[Instruction] Make an exact copy of all the records.

[Provided entries]
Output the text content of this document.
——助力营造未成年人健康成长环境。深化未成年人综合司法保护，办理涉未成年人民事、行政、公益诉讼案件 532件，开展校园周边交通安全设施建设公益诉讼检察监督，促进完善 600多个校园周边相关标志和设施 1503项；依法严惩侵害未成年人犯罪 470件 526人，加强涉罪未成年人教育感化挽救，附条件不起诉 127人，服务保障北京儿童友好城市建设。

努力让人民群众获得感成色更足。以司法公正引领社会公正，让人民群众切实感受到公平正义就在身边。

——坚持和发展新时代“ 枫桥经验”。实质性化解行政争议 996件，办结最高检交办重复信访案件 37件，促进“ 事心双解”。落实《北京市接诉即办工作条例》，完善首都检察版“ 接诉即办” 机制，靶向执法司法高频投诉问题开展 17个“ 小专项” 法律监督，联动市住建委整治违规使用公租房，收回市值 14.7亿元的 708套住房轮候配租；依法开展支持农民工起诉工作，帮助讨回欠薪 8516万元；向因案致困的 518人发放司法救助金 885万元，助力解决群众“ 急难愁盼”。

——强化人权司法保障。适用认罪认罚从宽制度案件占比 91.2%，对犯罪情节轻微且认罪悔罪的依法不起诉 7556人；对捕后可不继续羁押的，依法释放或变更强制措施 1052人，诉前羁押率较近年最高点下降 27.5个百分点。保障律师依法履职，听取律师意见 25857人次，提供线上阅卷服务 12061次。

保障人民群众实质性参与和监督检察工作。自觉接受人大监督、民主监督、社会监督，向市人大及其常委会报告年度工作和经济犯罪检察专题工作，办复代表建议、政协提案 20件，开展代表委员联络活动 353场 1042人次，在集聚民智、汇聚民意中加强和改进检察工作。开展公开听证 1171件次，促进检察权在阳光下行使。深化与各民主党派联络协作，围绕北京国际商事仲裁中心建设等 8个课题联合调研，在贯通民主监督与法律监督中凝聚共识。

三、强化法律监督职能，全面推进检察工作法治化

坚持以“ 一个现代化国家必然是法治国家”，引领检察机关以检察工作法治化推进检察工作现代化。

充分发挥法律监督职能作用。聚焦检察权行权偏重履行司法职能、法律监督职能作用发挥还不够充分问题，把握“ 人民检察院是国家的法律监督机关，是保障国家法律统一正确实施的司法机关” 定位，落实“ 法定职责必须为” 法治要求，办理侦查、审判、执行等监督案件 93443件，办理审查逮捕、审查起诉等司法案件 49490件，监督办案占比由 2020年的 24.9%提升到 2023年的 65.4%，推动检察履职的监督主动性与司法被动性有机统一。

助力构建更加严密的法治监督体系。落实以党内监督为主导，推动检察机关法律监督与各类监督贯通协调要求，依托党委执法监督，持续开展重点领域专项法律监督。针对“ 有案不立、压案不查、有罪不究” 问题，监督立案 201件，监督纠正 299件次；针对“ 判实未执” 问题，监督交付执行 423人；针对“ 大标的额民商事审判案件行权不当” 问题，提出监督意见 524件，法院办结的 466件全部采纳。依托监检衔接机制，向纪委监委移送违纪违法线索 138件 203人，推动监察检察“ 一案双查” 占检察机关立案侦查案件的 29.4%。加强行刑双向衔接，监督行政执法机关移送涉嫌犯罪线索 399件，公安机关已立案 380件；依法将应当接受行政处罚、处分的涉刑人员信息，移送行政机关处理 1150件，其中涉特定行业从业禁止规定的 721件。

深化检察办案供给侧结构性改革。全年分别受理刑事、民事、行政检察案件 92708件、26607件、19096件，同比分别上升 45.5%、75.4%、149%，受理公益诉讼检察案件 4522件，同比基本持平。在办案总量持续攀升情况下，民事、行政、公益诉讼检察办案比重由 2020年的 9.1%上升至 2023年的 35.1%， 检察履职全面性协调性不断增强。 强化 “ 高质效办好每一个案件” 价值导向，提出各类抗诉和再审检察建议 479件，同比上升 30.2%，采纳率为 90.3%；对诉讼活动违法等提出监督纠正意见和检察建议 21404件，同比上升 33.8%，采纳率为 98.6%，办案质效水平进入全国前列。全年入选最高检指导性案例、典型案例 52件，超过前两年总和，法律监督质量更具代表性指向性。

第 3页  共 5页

[Answer to the problem]
Output the text content of this document.
——助力营造未成年人健康成长环境。深化未成年人综合司法保护，办理涉未成年人民事、行政、公益诉讼案件 532件，开展校园周边交通安全设施建设公益诉讼检察监督，促进完善 600多个校园周边相关标志和设施 1503项；依法严惩侵害未成年人犯罪 470件 526人，加强涉罪未成年人教育感化挽救，附条件不起诉 127人，服务保障北京儿童友好城市建设。

努力让人民群众获得感成色更足。以司法公正引领社会公正，让人民群众切实感受到公平正义就在身边。

——坚持和发展新时代“ 枫桥经验”。实质性化解行政争议 996件，办结最高检交办重复信访案件 37件，促进“ 事心双解”。落实《北京市接诉即办工作条例》，完善首都检察版“ 接诉即办” 机制，靶向执法司法高频投诉问题开展 17个“ 小专项” 法律监督，联动市住建委整治违规使用公租房，收回市值 14.7亿元的 708套住房轮候配租；依法开展支持农民工起诉工作，帮助讨回欠薪 8516万元；向因案致困的 518人发放司法救助金 885万元，助力解决群众“ 急难愁盼”。

——强化人权司法保障。适用认罪认罚从宽制度案件占比 91.2%，对犯罪情节轻微且认罪悔罪的依法不起诉 7556人；对捕后可不继续羁押的，依法释放或变更强制措施 1052人，诉前羁押率较近年最高点下降 27.5个百分点。保障律师依法履职，听取律师意见 25857人次，提供线上阅卷服务 12061次。

保障人民群众实质性参与和监督检察工作。自觉接受人大监督、民主监督、社会监督，向市人大及其常委会报告年度工作和经济犯罪检察专题工作，办复代表建议、政协提案 20件，开展代表委员联络活动 353场 1042人次，在集聚民智、汇聚民意中加强和改进检察工作。开展公开听证 1171件次，促进检察权在阳光下行使。深化与各民主党派联络协作，围绕北京国际商事仲裁中心建设等 8个课题联合调研，在贯通民主监督与法律监督中凝聚共识。

三、强化法律监督职能，全面推进检察工作法治化

坚持以“ 一个现代化国家必然是法治国家”，引领检察机关以检察工作法治化推进检察工作现代化。

充分发挥法律监督职能作用。聚焦检察权行权偏重履行司法职能、法律监督职能作用发挥还不够充分问题，把握“ 人民检察院是国家的法律监督机关，是保障国家法律统一正确实施的司法机关” 定位，落实“ 法定职责必须为” 法治要求，办理侦查、审判、执行等监督案件 93443件，办理审查逮捕、审查起诉等司法案件 49490件，监督办案占比由 2020年的 24.9%提升到 2023年的 65.4%，推动检察履职的监督主动性与司法被动性有机统一。

助力构建更加严密的法治监督体系。落实以党内监督为主导，推动检察机关法律监督与各类监督贯通协调要求，依托党委执法监督，持续开展重点领域专项法律监督。针对“ 有案不立、压案不查、有罪不究” 问题，监督立案 201件，监督纠正 299件次；针对“ 判实未执” 问题，监督交付执行 423人；针对“ 大标的额民商事审判案件行权不当” 问题，提出监督意见 524件，法院办结的 466件全部采纳。依托监检衔接机制，向纪委监委移送违纪违法线索 138件 203人，推动监察检察“ 一案双查” 占检察机关立案侦查案件的 29.4%。加强行刑双向衔接，监督行政执法机关移送涉嫌犯罪线索 399件，公安机关已立案 380件；依法将应当接受行政处罚、处分的涉刑人员信息，移送行政机关处理 1150件，其中涉特定行业从业禁止规定的 721件。

深化检察办案供给侧结构性改革。全年分别受理刑事、民事、行政检察案件 92708件、26607件、19096件，同比分别上升 45.5%、75.4%、149%，受理公益诉讼检察案件 4522件，同比基本持平。在办案总量持续攀升情况下，民事、行政、公益诉讼检察办案比重由 2020年的 9.1%上升至 2023年的 35.1%， 检察履职全面性协调性不断增强。 强化 “ 高质效办好每一个案件” 价值导向，提出各类抗诉和再审检察建议 479件，同比上升 30.2%，采纳率为 90.3%；对诉讼活动违法等提出监督纠正意见和检察建议 21404件，同比上升 33.8%，采纳率为 98.6%，办案质效水平进入全国前列。全年入选最高检指导性案例、典型案例 52件，超过前两年总和，法律监督质量更具代表性指向性。

第 3页  共 5页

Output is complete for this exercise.